* _What you have to do_
Give the material again in full, matching it exactly.
** Begin Exercise data **
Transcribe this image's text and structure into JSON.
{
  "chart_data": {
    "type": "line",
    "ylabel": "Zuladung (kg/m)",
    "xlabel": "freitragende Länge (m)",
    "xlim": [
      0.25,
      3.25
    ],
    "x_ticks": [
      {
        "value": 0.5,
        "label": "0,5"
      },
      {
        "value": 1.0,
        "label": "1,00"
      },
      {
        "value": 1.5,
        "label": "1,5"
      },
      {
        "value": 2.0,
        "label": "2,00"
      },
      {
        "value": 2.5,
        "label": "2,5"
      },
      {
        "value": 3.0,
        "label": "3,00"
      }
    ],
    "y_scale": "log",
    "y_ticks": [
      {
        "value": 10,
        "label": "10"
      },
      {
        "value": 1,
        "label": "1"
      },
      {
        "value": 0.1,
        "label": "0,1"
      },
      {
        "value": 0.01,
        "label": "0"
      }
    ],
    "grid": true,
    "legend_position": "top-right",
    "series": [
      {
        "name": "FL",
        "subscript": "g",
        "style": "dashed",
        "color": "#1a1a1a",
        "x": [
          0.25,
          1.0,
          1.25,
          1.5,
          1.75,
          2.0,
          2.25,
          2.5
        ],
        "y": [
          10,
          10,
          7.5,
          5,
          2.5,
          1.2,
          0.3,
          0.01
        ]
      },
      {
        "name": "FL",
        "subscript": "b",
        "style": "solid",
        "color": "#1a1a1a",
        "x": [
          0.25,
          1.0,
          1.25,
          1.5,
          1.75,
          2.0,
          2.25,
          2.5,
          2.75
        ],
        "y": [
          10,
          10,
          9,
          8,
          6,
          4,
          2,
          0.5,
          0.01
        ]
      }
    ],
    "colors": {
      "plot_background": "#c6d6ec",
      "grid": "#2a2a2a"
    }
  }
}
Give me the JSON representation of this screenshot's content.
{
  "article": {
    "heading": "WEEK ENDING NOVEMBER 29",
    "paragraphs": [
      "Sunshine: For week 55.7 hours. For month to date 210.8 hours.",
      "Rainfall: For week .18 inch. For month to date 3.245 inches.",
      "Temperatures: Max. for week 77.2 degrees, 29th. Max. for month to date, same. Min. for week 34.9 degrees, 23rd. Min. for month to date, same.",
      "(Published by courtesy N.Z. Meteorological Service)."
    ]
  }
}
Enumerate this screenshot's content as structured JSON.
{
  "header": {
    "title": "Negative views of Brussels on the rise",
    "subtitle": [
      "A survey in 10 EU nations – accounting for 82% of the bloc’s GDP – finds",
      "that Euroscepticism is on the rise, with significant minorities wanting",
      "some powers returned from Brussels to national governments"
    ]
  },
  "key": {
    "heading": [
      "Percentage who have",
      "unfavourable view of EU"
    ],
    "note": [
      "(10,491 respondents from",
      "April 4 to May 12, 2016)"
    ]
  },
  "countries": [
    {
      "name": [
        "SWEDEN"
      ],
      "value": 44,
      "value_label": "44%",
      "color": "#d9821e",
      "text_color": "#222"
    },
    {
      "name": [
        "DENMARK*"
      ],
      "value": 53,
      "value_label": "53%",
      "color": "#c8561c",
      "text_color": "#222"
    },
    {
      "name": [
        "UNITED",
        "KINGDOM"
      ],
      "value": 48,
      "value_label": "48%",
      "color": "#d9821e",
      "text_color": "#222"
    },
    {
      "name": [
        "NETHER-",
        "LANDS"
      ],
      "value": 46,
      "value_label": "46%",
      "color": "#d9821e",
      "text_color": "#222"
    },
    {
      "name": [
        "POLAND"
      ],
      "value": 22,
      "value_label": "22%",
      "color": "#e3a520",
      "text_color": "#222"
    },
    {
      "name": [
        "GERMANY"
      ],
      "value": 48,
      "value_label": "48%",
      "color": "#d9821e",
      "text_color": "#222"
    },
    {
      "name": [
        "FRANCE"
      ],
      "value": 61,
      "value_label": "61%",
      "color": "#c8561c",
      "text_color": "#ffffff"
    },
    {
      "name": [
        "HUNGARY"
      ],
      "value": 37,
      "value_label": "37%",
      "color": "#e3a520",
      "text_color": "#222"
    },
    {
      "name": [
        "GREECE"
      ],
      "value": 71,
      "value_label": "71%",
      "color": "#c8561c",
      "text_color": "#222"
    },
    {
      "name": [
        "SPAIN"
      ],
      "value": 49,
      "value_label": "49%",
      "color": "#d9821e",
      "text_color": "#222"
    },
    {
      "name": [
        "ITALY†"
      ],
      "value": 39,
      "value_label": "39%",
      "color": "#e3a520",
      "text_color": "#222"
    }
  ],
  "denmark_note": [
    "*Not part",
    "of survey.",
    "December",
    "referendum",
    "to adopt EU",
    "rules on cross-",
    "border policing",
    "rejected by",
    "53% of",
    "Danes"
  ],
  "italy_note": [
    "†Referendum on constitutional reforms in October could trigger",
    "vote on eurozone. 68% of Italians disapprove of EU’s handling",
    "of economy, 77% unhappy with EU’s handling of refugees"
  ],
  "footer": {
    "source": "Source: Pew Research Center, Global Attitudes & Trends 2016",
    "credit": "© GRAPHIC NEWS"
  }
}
** End Exercise data **
* _Result of this task_
Transcribe this image's text and structure into JSON.
{
  "chart_data": {
    "type": "line",
    "ylabel": "Zuladung (kg/m)",
    "xlabel": "freitragende Länge (m)",
    "xlim": [
      0.25,
      3.25
    ],
    "x_ticks": [
      {
        "value": 0.5,
        "label": "0,5"
      },
      {
        "value": 1.0,
        "label": "1,00"
      },
      {
        "value": 1.5,
        "label": "1,5"
      },
      {
        "value": 2.0,
        "label": "2,00"
      },
      {
        "value": 2.5,
        "label": "2,5"
      },
      {
        "value": 3.0,
        "label": "3,00"
      }
    ],
    "y_scale": "log",
    "y_ticks": [
      {
        "value": 10,
        "label": "10"
      },
      {
        "value": 1,
        "label": "1"
      },
      {
        "value": 0.1,
        "label": "0,1"
      },
      {
        "value": 0.01,
        "label": "0"
      }
    ],
    "grid": true,
    "legend_position": "top-right",
    "series": [
      {
        "name": "FL",
        "subscript": "g",
        "style": "dashed",
        "color": "#1a1a1a",
        "x": [
          0.25,
          1.0,
          1.25,
          1.5,
          1.75,
          2.0,
          2.25,
          2.5
        ],
        "y": [
          10,
          10,
          7.5,
          5,
          2.5,
          1.2,
          0.3,
          0.01
        ]
      },
      {
        "name": "FL",
        "subscript": "b",
        "style": "solid",
        "color": "#1a1a1a",
        "x": [
          0.25,
          1.0,
          1.25,
          1.5,
          1.75,
          2.0,
          2.25,
          2.5,
          2.75
        ],
        "y": [
          10,
          10,
          9,
          8,
          6,
          4,
          2,
          0.5,
          0.01
        ]
      }
    ],
    "colors": {
      "plot_background": "#c6d6ec",
      "grid": "#2a2a2a"
    }
  }
}
Give me the JSON representation of this screenshot's content.
{
  "article": {
    "heading": "WEEK ENDING NOVEMBER 29",
    "paragraphs": [
      "Sunshine: For week 55.7 hours. For month to date 210.8 hours.",
      "Rainfall: For week .18 inch. For month to date 3.245 inches.",
      "Temperatures: Max. for week 77.2 degrees, 29th. Max. for month to date, same. Min. for week 34.9 degrees, 23rd. Min. for month to date, same.",
      "(Published by courtesy N.Z. Meteorological Service)."
    ]
  }
}
Enumerate this screenshot's content as structured JSON.
{
  "header": {
    "title": "Negative views of Brussels on the rise",
    "subtitle": [
      "A survey in 10 EU nations – accounting for 82% of the bloc’s GDP – finds",
      "that Euroscepticism is on the rise, with significant minorities wanting",
      "some powers returned from Brussels to national governments"
    ]
  },
  "key": {
    "heading": [
      "Percentage who have",
      "unfavourable view of EU"
    ],
    "note": [
      "(10,491 respondents from",
      "April 4 to May 12, 2016)"
    ]
  },
  "countries": [
    {
      "name": [
        "SWEDEN"
      ],
      "value": 44,
      "value_label": "44%",
      "color": "#d9821e",
      "text_color": "#222"
    },
    {
      "name": [
        "DENMARK*"
      ],
      "value": 53,
      "value_label": "53%",
      "color": "#c8561c",
      "text_color": "#222"
    },
    {
      "name": [
        "UNITED",
        "KINGDOM"
      ],
      "value": 48,
      "value_label": "48%",
      "color": "#d9821e",
      "text_color": "#222"
    },
    {
      "name": [
        "NETHER-",
        "LANDS"
      ],
      "value": 46,
      "value_label": "46%",
      "color": "#d9821e",
      "text_color": "#222"
    },
    {
      "name": [
        "POLAND"
      ],
      "value": 22,
      "value_label": "22%",
      "color": "#e3a520",
      "text_color": "#222"
    },
    {
      "name": [
        "GERMANY"
      ],
      "value": 48,
      "value_label": "48%",
      "color": "#d9821e",
      "text_color": "#222"
    },
    {
      "name": [
        "FRANCE"
      ],
      "value": 61,
      "value_label": "61%",
      "color": "#c8561c",
      "text_color": "#ffffff"
    },
    {
      "name": [
        "HUNGARY"
      ],
      "value": 37,
      "value_label": "37%",
      "color": "#e3a520",
      "text_color": "#222"
    },
    {
      "name": [
        "GREECE"
      ],
      "value": 71,
      "value_label": "71%",
      "color": "#c8561c",
      "text_color": "#222"
    },
    {
      "name": [
        "SPAIN"
      ],
      "value": 49,
      "value_label": "49%",
      "color": "#d9821e",
      "text_color": "#222"
    },
    {
      "name": [
        "ITALY†"
      ],
      "value": 39,
      "value_label": "39%",
      "color": "#e3a520",
      "text_color": "#222"
    }
  ],
  "denmark_note": [
    "*Not part",
    "of survey.",
    "December",
    "referendum",
    "to adopt EU",
    "rules on cross-",
    "border policing",
    "rejected by",
    "53% of",
    "Danes"
  ],
  "italy_note": [
    "†Referendum on constitutional reforms in October could trigger",
    "vote on eurozone. 68% of Italians disapprove of EU’s handling",
    "of economy, 77% unhappy with EU’s handling of refugees"
  ],
  "footer": {
    "source": "Source: Pew Research Center, Global Attitudes & Trends 2016",
    "credit": "© GRAPHIC NEWS"
  }
}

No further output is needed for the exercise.